(Entries with figure data)
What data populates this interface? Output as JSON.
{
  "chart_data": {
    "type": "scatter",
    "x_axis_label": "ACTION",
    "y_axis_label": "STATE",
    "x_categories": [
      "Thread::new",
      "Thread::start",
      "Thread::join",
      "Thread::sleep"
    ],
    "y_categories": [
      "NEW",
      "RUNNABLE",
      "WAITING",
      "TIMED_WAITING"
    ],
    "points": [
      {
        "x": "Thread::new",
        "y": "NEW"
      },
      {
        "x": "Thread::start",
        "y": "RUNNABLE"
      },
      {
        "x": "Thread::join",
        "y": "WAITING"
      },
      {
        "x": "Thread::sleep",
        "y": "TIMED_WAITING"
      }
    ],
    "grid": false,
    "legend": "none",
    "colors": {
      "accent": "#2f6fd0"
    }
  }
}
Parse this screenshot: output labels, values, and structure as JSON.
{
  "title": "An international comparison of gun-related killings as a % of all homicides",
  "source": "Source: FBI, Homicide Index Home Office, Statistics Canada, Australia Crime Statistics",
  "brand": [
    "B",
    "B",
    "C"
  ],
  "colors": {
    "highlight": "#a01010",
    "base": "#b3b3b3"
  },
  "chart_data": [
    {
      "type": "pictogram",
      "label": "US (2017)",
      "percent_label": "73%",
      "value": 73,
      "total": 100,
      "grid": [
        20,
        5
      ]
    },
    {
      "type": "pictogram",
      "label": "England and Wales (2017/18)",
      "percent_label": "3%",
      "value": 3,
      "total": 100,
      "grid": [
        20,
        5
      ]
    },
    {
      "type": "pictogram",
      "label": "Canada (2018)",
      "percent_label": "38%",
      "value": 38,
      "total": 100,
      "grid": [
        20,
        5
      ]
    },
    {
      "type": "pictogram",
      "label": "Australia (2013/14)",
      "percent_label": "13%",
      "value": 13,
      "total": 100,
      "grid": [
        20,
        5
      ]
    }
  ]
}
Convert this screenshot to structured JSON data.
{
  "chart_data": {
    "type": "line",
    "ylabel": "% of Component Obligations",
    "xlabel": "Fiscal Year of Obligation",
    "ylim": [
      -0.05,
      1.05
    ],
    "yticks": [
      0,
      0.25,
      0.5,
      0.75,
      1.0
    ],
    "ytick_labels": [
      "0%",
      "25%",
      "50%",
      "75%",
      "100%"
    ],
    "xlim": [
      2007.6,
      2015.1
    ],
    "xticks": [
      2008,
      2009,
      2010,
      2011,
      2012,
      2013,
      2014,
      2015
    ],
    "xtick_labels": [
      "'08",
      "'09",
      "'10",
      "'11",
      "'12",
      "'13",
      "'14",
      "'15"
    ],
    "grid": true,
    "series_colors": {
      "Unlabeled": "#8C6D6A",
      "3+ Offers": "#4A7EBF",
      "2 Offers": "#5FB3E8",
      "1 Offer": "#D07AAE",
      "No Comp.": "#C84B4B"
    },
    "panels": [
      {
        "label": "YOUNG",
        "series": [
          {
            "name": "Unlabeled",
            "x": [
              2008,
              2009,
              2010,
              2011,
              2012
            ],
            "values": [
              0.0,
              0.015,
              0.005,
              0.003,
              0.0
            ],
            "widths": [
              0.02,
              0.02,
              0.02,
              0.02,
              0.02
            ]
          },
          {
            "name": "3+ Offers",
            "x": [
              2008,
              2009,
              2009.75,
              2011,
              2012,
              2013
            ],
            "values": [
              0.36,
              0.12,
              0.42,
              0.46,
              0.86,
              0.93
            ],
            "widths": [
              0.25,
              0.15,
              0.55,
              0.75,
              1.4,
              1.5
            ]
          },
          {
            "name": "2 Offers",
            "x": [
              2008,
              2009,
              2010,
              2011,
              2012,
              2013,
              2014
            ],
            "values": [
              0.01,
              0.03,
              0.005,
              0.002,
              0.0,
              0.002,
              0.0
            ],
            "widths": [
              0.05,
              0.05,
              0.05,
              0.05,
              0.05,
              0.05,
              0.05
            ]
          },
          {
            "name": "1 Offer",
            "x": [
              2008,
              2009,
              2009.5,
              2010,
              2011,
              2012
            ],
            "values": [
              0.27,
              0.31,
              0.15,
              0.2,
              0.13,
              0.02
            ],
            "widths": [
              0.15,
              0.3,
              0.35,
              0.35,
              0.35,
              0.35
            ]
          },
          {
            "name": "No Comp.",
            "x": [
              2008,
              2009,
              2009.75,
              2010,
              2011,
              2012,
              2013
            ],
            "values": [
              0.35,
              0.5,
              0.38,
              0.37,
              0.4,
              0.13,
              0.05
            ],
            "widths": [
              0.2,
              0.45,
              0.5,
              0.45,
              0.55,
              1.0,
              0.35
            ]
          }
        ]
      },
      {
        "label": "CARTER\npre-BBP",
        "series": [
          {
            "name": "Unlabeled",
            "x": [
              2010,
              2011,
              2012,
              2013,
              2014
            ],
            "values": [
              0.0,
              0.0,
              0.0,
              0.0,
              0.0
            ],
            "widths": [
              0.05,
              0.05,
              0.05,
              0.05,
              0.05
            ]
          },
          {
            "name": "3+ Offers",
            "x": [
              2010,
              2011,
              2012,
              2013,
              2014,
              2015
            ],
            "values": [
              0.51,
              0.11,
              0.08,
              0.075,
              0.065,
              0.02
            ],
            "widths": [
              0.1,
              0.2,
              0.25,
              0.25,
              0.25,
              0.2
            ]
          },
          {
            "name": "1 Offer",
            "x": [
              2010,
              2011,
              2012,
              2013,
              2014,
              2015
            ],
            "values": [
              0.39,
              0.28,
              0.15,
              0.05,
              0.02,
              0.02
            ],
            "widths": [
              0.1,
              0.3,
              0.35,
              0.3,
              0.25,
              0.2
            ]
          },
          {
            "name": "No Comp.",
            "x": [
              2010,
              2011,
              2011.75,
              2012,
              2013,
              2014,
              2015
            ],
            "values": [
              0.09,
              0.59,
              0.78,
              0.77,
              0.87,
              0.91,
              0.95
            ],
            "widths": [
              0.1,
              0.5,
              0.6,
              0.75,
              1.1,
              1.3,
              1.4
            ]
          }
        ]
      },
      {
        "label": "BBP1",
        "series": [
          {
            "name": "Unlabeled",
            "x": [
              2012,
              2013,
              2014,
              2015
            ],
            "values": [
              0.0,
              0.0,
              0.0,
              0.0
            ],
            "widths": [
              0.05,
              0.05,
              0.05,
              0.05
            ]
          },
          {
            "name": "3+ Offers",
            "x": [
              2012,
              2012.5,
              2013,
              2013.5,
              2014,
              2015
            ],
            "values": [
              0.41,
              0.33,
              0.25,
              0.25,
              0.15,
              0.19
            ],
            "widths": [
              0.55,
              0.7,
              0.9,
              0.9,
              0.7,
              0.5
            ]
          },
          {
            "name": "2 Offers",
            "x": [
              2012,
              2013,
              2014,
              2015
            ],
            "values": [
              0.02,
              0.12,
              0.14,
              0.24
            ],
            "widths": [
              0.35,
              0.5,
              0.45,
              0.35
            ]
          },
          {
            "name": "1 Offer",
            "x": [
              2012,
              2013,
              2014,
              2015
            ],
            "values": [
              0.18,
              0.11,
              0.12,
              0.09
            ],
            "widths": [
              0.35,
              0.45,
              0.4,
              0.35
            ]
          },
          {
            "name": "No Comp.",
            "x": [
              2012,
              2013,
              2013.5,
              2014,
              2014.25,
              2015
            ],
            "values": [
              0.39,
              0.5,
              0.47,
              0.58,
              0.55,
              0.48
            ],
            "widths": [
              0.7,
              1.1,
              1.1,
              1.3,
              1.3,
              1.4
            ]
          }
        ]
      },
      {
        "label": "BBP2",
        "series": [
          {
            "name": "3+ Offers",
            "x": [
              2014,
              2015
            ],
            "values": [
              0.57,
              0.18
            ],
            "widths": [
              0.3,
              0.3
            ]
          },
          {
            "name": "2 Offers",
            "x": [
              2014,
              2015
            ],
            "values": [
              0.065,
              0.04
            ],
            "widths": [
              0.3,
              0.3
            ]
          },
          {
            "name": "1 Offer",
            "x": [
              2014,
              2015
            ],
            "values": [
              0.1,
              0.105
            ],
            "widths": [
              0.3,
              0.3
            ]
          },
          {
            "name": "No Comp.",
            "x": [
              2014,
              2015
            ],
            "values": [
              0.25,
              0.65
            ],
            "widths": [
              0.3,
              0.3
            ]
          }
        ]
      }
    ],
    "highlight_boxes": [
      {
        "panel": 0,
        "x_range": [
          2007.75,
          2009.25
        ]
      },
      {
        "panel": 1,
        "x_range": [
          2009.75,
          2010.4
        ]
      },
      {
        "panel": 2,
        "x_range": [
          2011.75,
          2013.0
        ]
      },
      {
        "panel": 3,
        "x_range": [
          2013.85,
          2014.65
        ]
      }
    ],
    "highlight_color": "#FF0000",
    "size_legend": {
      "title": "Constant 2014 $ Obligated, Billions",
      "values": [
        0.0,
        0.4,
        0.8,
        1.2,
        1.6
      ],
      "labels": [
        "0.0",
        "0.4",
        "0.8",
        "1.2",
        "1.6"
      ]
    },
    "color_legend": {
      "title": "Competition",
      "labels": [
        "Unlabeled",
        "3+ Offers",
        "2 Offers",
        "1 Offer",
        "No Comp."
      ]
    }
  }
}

> [Work required]:
From the entries above, pull out each line that includes "Thread".

> [Answer for the task]:
      "Thread::new",
      "Thread::start",
      "Thread::join",
      "Thread::sleep"
        "x": "Thread::new",
        "x": "Thread::start",
        "x": "Thread::join",
        "x": "Thread::sleep",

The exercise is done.